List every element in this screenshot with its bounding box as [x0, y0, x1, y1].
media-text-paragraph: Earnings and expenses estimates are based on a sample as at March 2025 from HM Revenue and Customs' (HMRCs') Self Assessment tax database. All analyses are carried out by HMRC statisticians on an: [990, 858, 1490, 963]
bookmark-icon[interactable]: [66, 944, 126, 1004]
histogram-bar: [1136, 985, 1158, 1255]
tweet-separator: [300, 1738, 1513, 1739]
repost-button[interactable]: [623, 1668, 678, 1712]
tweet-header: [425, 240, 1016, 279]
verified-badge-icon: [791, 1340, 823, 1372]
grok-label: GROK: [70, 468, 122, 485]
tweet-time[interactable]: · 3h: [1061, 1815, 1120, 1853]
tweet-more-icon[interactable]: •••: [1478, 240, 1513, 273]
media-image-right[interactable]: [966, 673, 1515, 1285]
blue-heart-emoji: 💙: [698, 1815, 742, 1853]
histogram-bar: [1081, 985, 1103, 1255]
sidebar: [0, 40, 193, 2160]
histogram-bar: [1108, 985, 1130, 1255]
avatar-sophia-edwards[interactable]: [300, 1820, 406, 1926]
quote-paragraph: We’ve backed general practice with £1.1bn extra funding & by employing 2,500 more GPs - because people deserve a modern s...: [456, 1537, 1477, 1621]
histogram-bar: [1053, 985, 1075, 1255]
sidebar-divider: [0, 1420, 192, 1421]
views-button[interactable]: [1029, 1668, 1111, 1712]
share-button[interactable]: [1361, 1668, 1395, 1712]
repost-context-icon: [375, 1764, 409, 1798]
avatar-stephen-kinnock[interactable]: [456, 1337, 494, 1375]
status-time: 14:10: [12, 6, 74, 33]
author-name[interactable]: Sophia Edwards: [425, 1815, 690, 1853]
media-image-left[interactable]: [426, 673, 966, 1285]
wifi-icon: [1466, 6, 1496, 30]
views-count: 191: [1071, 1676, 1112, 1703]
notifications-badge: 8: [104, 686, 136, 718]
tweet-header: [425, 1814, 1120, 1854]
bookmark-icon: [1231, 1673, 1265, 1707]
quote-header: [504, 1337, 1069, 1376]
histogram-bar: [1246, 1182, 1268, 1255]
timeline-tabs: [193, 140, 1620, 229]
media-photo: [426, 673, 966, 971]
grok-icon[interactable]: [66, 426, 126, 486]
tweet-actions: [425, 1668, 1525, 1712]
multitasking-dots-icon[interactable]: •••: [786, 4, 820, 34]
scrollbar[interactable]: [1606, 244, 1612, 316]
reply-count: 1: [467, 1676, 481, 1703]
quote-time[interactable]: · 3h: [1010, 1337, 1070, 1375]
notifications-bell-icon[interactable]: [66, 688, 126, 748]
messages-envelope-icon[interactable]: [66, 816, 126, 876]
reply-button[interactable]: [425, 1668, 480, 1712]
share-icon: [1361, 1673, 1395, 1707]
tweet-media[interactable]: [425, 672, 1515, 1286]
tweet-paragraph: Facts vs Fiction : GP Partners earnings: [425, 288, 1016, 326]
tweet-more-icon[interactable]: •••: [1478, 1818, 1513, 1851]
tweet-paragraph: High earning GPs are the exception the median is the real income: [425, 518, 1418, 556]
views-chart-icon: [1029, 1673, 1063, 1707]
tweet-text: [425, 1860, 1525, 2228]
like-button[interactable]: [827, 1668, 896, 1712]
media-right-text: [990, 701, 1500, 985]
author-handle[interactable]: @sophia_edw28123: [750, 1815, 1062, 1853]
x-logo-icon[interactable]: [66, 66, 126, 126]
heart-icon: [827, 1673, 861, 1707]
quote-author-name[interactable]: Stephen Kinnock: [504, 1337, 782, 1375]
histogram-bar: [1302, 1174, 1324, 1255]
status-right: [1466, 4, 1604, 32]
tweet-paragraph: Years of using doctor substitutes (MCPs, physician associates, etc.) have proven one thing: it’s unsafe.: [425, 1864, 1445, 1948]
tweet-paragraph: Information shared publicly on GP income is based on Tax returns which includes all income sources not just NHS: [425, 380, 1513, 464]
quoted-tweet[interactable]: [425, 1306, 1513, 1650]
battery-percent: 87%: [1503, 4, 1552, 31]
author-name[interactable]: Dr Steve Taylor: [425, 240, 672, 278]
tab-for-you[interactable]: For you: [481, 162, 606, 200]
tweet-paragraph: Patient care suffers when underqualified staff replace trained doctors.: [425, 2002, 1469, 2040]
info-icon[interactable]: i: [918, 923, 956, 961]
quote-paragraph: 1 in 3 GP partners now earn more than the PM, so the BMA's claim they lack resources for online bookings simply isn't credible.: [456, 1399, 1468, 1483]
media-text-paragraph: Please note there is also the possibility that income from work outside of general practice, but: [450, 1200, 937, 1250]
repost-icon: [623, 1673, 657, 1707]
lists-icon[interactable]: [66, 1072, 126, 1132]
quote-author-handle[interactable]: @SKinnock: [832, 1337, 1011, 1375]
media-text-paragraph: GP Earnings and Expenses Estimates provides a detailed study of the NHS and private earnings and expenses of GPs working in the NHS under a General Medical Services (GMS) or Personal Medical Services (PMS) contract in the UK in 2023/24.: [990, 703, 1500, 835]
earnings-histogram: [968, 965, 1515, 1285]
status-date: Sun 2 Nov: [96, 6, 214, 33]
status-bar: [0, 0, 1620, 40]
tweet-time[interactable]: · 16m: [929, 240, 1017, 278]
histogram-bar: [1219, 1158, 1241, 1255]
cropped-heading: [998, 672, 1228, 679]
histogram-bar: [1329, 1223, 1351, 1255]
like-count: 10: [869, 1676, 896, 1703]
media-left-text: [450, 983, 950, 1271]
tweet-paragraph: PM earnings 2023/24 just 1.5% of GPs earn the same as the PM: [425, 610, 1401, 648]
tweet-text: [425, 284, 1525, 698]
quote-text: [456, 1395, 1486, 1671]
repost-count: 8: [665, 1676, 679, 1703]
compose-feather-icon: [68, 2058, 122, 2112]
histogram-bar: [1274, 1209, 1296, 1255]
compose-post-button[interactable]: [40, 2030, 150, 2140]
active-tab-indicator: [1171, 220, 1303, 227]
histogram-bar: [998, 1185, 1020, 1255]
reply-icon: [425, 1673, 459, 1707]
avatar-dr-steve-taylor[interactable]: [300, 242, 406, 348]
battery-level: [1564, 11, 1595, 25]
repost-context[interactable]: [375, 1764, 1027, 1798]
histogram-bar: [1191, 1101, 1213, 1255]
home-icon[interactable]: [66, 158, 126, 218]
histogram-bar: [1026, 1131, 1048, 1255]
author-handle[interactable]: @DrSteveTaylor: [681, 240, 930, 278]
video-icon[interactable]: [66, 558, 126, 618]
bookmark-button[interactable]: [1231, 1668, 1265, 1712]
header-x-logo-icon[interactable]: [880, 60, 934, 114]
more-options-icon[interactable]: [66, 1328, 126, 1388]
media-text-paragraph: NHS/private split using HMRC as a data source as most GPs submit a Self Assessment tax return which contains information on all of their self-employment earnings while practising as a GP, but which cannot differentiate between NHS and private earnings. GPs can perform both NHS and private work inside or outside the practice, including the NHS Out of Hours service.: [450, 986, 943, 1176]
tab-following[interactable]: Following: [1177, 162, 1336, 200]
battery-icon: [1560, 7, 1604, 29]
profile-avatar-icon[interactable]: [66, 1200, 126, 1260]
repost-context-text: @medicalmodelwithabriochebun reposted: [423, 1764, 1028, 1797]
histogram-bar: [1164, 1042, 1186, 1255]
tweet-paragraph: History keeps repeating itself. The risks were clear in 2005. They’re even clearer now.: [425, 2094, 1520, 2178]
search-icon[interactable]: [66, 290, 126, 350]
::::
** CHALLENGE **
Reproduce each of the rows above word for word, keeping every line unchanged.

** COMPLETE OUTPUT **
List every element in this screenshot with its bounding box as [x0, y0, x1, y1].
media-text-paragraph: Earnings and expenses estimates are based on a sample as at March 2025 from HM Revenue and Customs' (HMRCs') Self Assessment tax database. All analyses are carried out by HMRC statisticians on an: [990, 858, 1490, 963]
bookmark-icon[interactable]: [66, 944, 126, 1004]
histogram-bar: [1136, 985, 1158, 1255]
tweet-separator: [300, 1738, 1513, 1739]
repost-button[interactable]: [623, 1668, 678, 1712]
tweet-header: [425, 240, 1016, 279]
verified-badge-icon: [791, 1340, 823, 1372]
grok-label: GROK: [70, 468, 122, 485]
tweet-time[interactable]: · 3h: [1061, 1815, 1120, 1853]
tweet-more-icon[interactable]: •••: [1478, 240, 1513, 273]
media-image-right[interactable]: [966, 673, 1515, 1285]
blue-heart-emoji: 💙: [698, 1815, 742, 1853]
histogram-bar: [1081, 985, 1103, 1255]
sidebar: [0, 40, 193, 2160]
histogram-bar: [1108, 985, 1130, 1255]
avatar-sophia-edwards[interactable]: [300, 1820, 406, 1926]
quote-paragraph: We’ve backed general practice with £1.1bn extra funding & by employing 2,500 more GPs - because people deserve a modern s...: [456, 1537, 1477, 1621]
histogram-bar: [1053, 985, 1075, 1255]
sidebar-divider: [0, 1420, 192, 1421]
views-button[interactable]: [1029, 1668, 1111, 1712]
share-button[interactable]: [1361, 1668, 1395, 1712]
repost-context-icon: [375, 1764, 409, 1798]
avatar-stephen-kinnock[interactable]: [456, 1337, 494, 1375]
status-time: 14:10: [12, 6, 74, 33]
author-name[interactable]: Sophia Edwards: [425, 1815, 690, 1853]
media-image-left[interactable]: [426, 673, 966, 1285]
wifi-icon: [1466, 6, 1496, 30]
views-count: 191: [1071, 1676, 1112, 1703]
notifications-badge: 8: [104, 686, 136, 718]
tweet-header: [425, 1814, 1120, 1854]
bookmark-icon: [1231, 1673, 1265, 1707]
quote-header: [504, 1337, 1069, 1376]
histogram-bar: [1246, 1182, 1268, 1255]
timeline-tabs: [193, 140, 1620, 229]
media-photo: [426, 673, 966, 971]
grok-icon[interactable]: [66, 426, 126, 486]
tweet-actions: [425, 1668, 1525, 1712]
multitasking-dots-icon[interactable]: •••: [786, 4, 820, 34]
scrollbar[interactable]: [1606, 244, 1612, 316]
reply-count: 1: [467, 1676, 481, 1703]
quote-time[interactable]: · 3h: [1010, 1337, 1070, 1375]
notifications-bell-icon[interactable]: [66, 688, 126, 748]
messages-envelope-icon[interactable]: [66, 816, 126, 876]
reply-button[interactable]: [425, 1668, 480, 1712]
share-icon: [1361, 1673, 1395, 1707]
tweet-media[interactable]: [425, 672, 1515, 1286]
tweet-paragraph: Facts vs Fiction : GP Partners earnings: [425, 288, 1016, 326]
tweet-more-icon[interactable]: •••: [1478, 1818, 1513, 1851]
tweet-paragraph: High earning GPs are the exception the median is the real income: [425, 518, 1418, 556]
views-chart-icon: [1029, 1673, 1063, 1707]
tweet-text: [425, 1860, 1525, 2228]
like-button[interactable]: [827, 1668, 896, 1712]
media-right-text: [990, 701, 1500, 985]
author-handle[interactable]: @sophia_edw28123: [750, 1815, 1062, 1853]
x-logo-icon[interactable]: [66, 66, 126, 126]
heart-icon: [827, 1673, 861, 1707]
quote-author-name[interactable]: Stephen Kinnock: [504, 1337, 782, 1375]
histogram-bar: [1302, 1174, 1324, 1255]
status-right: [1466, 4, 1604, 32]
tweet-paragraph: Years of using doctor substitutes (MCPs, physician associates, etc.) have proven one thing: it’s unsafe.: [425, 1864, 1445, 1948]
tweet-paragraph: Information shared publicly on GP income is based on Tax returns which includes all income sources not just NHS: [425, 380, 1513, 464]
quoted-tweet[interactable]: [425, 1306, 1513, 1650]
battery-percent: 87%: [1503, 4, 1552, 31]
author-name[interactable]: Dr Steve Taylor: [425, 240, 672, 278]
tab-for-you[interactable]: For you: [481, 162, 606, 200]
tweet-paragraph: Patient care suffers when underqualified staff replace trained doctors.: [425, 2002, 1469, 2040]
info-icon[interactable]: i: [918, 923, 956, 961]
quote-paragraph: 1 in 3 GP partners now earn more than the PM, so the BMA's claim they lack resources for online bookings simply isn't credible.: [456, 1399, 1468, 1483]
media-text-paragraph: Please note there is also the possibility that income from work outside of general practice, but: [450, 1200, 937, 1250]
repost-icon: [623, 1673, 657, 1707]
lists-icon[interactable]: [66, 1072, 126, 1132]
quote-author-handle[interactable]: @SKinnock: [832, 1337, 1011, 1375]
media-text-paragraph: GP Earnings and Expenses Estimates provides a detailed study of the NHS and private earnings and expenses of GPs working in the NHS under a General Medical Services (GMS) or Personal Medical Services (PMS) contract in the UK in 2023/24.: [990, 703, 1500, 835]
earnings-histogram: [968, 965, 1515, 1285]
status-date: Sun 2 Nov: [96, 6, 214, 33]
status-bar: [0, 0, 1620, 40]
tweet-time[interactable]: · 16m: [929, 240, 1017, 278]
histogram-bar: [1219, 1158, 1241, 1255]
cropped-heading: [998, 672, 1228, 679]
histogram-bar: [1329, 1223, 1351, 1255]
like-count: 10: [869, 1676, 896, 1703]
media-left-text: [450, 983, 950, 1271]
tweet-paragraph: PM earnings 2023/24 just 1.5% of GPs earn the same as the PM: [425, 610, 1401, 648]
tweet-text: [425, 284, 1525, 698]
quote-text: [456, 1395, 1486, 1671]
repost-count: 8: [665, 1676, 679, 1703]
compose-feather-icon: [68, 2058, 122, 2112]
histogram-bar: [1274, 1209, 1296, 1255]
compose-post-button[interactable]: [40, 2030, 150, 2140]
active-tab-indicator: [1171, 220, 1303, 227]
histogram-bar: [998, 1185, 1020, 1255]
reply-icon: [425, 1673, 459, 1707]
avatar-dr-steve-taylor[interactable]: [300, 242, 406, 348]
battery-level: [1564, 11, 1595, 25]
repost-context[interactable]: [375, 1764, 1027, 1798]
histogram-bar: [1191, 1101, 1213, 1255]
home-icon[interactable]: [66, 158, 126, 218]
histogram-bar: [1026, 1131, 1048, 1255]
author-handle[interactable]: @DrSteveTaylor: [681, 240, 930, 278]
video-icon[interactable]: [66, 558, 126, 618]
bookmark-button[interactable]: [1231, 1668, 1265, 1712]
header-x-logo-icon[interactable]: [880, 60, 934, 114]
more-options-icon[interactable]: [66, 1328, 126, 1388]
media-text-paragraph: NHS/private split using HMRC as a data source as most GPs submit a Self Assessment tax return which contains information on all of their self-employment earnings while practising as a GP, but which cannot differentiate between NHS and private earnings. GPs can perform both NHS and private work inside or outside the practice, including the NHS Out of Hours service.: [450, 986, 943, 1176]
tab-following[interactable]: Following: [1177, 162, 1336, 200]
battery-icon: [1560, 7, 1604, 29]
profile-avatar-icon[interactable]: [66, 1200, 126, 1260]
repost-context-text: @medicalmodelwithabriochebun reposted: [423, 1764, 1028, 1797]
histogram-bar: [1164, 1042, 1186, 1255]
tweet-paragraph: History keeps repeating itself. The risks were clear in 2005. They’re even clearer now.: [425, 2094, 1520, 2178]
search-icon[interactable]: [66, 290, 126, 350]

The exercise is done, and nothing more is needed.